## YOUR TASK
Transcribe the entries below exactly.

## SUPPLIED MATERIAL
────

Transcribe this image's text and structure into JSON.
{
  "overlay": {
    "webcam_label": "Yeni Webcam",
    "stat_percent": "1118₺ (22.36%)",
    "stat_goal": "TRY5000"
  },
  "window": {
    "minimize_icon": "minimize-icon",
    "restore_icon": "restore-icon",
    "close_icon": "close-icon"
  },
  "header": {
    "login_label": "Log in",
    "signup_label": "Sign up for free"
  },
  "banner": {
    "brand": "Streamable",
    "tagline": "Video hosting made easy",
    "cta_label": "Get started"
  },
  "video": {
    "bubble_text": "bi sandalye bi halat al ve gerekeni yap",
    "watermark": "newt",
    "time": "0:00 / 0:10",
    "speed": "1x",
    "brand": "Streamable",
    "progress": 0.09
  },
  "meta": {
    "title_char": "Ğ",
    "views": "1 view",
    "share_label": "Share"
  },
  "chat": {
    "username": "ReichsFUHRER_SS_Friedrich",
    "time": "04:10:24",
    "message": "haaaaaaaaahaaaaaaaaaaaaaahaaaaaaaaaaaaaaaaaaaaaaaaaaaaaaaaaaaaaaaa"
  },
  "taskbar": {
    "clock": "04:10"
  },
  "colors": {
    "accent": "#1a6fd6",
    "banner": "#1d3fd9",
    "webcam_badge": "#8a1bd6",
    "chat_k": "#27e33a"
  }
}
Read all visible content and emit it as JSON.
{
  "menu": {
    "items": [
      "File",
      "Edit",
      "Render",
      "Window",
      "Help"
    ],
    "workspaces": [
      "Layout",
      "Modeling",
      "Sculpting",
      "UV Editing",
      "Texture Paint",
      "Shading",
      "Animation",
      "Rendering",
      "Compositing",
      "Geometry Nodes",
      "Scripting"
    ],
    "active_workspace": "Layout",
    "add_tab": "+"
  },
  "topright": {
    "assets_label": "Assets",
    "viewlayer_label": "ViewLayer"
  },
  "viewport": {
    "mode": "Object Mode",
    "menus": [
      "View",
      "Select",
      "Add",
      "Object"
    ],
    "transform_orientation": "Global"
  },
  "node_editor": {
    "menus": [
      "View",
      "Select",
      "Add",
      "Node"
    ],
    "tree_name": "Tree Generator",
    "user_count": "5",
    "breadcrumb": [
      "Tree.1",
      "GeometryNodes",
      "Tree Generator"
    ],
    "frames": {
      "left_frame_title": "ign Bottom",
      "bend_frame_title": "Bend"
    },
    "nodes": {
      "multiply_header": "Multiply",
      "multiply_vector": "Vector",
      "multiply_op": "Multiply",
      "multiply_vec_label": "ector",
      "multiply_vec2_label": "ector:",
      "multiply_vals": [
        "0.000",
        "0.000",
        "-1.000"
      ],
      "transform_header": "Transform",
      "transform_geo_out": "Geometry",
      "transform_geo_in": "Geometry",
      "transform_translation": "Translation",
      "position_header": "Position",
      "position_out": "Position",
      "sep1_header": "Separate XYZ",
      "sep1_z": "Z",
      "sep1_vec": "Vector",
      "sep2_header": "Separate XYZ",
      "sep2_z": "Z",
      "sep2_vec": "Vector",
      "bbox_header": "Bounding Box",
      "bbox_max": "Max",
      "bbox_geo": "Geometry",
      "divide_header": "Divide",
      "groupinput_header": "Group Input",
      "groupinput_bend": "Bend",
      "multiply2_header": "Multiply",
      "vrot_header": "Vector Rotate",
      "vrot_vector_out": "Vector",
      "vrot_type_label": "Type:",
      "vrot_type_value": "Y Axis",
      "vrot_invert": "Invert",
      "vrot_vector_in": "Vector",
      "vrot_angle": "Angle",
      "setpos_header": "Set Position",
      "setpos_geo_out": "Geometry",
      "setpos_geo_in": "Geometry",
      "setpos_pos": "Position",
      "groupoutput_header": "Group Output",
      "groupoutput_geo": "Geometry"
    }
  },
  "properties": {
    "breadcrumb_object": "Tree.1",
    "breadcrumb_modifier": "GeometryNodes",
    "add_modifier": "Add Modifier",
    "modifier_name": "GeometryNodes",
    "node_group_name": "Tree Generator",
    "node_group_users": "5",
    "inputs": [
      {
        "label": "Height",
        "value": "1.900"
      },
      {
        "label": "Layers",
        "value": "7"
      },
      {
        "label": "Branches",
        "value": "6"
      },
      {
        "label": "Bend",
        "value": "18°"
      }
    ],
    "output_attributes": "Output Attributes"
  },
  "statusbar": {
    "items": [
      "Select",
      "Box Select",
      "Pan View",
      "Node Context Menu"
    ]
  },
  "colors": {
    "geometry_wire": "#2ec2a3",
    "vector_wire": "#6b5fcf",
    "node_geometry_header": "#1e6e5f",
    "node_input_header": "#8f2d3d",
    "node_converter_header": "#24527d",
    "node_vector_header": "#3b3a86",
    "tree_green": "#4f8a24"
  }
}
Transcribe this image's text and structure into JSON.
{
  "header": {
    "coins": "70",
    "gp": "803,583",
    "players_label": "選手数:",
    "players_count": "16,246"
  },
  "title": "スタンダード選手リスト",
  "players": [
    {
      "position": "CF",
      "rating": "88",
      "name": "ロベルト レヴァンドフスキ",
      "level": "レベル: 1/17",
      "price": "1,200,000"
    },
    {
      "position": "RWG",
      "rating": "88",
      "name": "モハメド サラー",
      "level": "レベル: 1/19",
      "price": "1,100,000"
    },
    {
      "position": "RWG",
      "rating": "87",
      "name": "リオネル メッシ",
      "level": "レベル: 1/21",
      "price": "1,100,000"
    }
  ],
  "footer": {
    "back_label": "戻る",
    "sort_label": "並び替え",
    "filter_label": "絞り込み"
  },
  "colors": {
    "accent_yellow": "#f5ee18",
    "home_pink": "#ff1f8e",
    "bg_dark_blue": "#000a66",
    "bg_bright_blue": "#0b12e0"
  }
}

────

## THE COMPLETED TASK
Transcribe this image's text and structure into JSON.
{
  "overlay": {
    "webcam_label": "Yeni Webcam",
    "stat_percent": "1118₺ (22.36%)",
    "stat_goal": "TRY5000"
  },
  "window": {
    "minimize_icon": "minimize-icon",
    "restore_icon": "restore-icon",
    "close_icon": "close-icon"
  },
  "header": {
    "login_label": "Log in",
    "signup_label": "Sign up for free"
  },
  "banner": {
    "brand": "Streamable",
    "tagline": "Video hosting made easy",
    "cta_label": "Get started"
  },
  "video": {
    "bubble_text": "bi sandalye bi halat al ve gerekeni yap",
    "watermark": "newt",
    "time": "0:00 / 0:10",
    "speed": "1x",
    "brand": "Streamable",
    "progress": 0.09
  },
  "meta": {
    "title_char": "Ğ",
    "views": "1 view",
    "share_label": "Share"
  },
  "chat": {
    "username": "ReichsFUHRER_SS_Friedrich",
    "time": "04:10:24",
    "message": "haaaaaaaaahaaaaaaaaaaaaaahaaaaaaaaaaaaaaaaaaaaaaaaaaaaaaaaaaaaaaaa"
  },
  "taskbar": {
    "clock": "04:10"
  },
  "colors": {
    "accent": "#1a6fd6",
    "banner": "#1d3fd9",
    "webcam_badge": "#8a1bd6",
    "chat_k": "#27e33a"
  }
}
Read all visible content and emit it as JSON.
{
  "menu": {
    "items": [
      "File",
      "Edit",
      "Render",
      "Window",
      "Help"
    ],
    "workspaces": [
      "Layout",
      "Modeling",
      "Sculpting",
      "UV Editing",
      "Texture Paint",
      "Shading",
      "Animation",
      "Rendering",
      "Compositing",
      "Geometry Nodes",
      "Scripting"
    ],
    "active_workspace": "Layout",
    "add_tab": "+"
  },
  "topright": {
    "assets_label": "Assets",
    "viewlayer_label": "ViewLayer"
  },
  "viewport": {
    "mode": "Object Mode",
    "menus": [
      "View",
      "Select",
      "Add",
      "Object"
    ],
    "transform_orientation": "Global"
  },
  "node_editor": {
    "menus": [
      "View",
      "Select",
      "Add",
      "Node"
    ],
    "tree_name": "Tree Generator",
    "user_count": "5",
    "breadcrumb": [
      "Tree.1",
      "GeometryNodes",
      "Tree Generator"
    ],
    "frames": {
      "left_frame_title": "ign Bottom",
      "bend_frame_title": "Bend"
    },
    "nodes": {
      "multiply_header": "Multiply",
      "multiply_vector": "Vector",
      "multiply_op": "Multiply",
      "multiply_vec_label": "ector",
      "multiply_vec2_label": "ector:",
      "multiply_vals": [
        "0.000",
        "0.000",
        "-1.000"
      ],
      "transform_header": "Transform",
      "transform_geo_out": "Geometry",
      "transform_geo_in": "Geometry",
      "transform_translation": "Translation",
      "position_header": "Position",
      "position_out": "Position",
      "sep1_header": "Separate XYZ",
      "sep1_z": "Z",
      "sep1_vec": "Vector",
      "sep2_header": "Separate XYZ",
      "sep2_z": "Z",
      "sep2_vec": "Vector",
      "bbox_header": "Bounding Box",
      "bbox_max": "Max",
      "bbox_geo": "Geometry",
      "divide_header": "Divide",
      "groupinput_header": "Group Input",
      "groupinput_bend": "Bend",
      "multiply2_header": "Multiply",
      "vrot_header": "Vector Rotate",
      "vrot_vector_out": "Vector",
      "vrot_type_label": "Type:",
      "vrot_type_value": "Y Axis",
      "vrot_invert": "Invert",
      "vrot_vector_in": "Vector",
      "vrot_angle": "Angle",
      "setpos_header": "Set Position",
      "setpos_geo_out": "Geometry",
      "setpos_geo_in": "Geometry",
      "setpos_pos": "Position",
      "groupoutput_header": "Group Output",
      "groupoutput_geo": "Geometry"
    }
  },
  "properties": {
    "breadcrumb_object": "Tree.1",
    "breadcrumb_modifier": "GeometryNodes",
    "add_modifier": "Add Modifier",
    "modifier_name": "GeometryNodes",
    "node_group_name": "Tree Generator",
    "node_group_users": "5",
    "inputs": [
      {
        "label": "Height",
        "value": "1.900"
      },
      {
        "label": "Layers",
        "value": "7"
      },
      {
        "label": "Branches",
        "value": "6"
      },
      {
        "label": "Bend",
        "value": "18°"
      }
    ],
    "output_attributes": "Output Attributes"
  },
  "statusbar": {
    "items": [
      "Select",
      "Box Select",
      "Pan View",
      "Node Context Menu"
    ]
  },
  "colors": {
    "geometry_wire": "#2ec2a3",
    "vector_wire": "#6b5fcf",
    "node_geometry_header": "#1e6e5f",
    "node_input_header": "#8f2d3d",
    "node_converter_header": "#24527d",
    "node_vector_header": "#3b3a86",
    "tree_green": "#4f8a24"
  }
}
Transcribe this image's text and structure into JSON.
{
  "header": {
    "coins": "70",
    "gp": "803,583",
    "players_label": "選手数:",
    "players_count": "16,246"
  },
  "title": "スタンダード選手リスト",
  "players": [
    {
      "position": "CF",
      "rating": "88",
      "name": "ロベルト レヴァンドフスキ",
      "level": "レベル: 1/17",
      "price": "1,200,000"
    },
    {
      "position": "RWG",
      "rating": "88",
      "name": "モハメド サラー",
      "level": "レベル: 1/19",
      "price": "1,100,000"
    },
    {
      "position": "RWG",
      "rating": "87",
      "name": "リオネル メッシ",
      "level": "レベル: 1/21",
      "price": "1,100,000"
    }
  ],
  "footer": {
    "back_label": "戻る",
    "sort_label": "並び替え",
    "filter_label": "絞り込み"
  },
  "colors": {
    "accent_yellow": "#f5ee18",
    "home_pink": "#ff1f8e",
    "bg_dark_blue": "#000a66",
    "bg_bright_blue": "#0b12e0"
  }
}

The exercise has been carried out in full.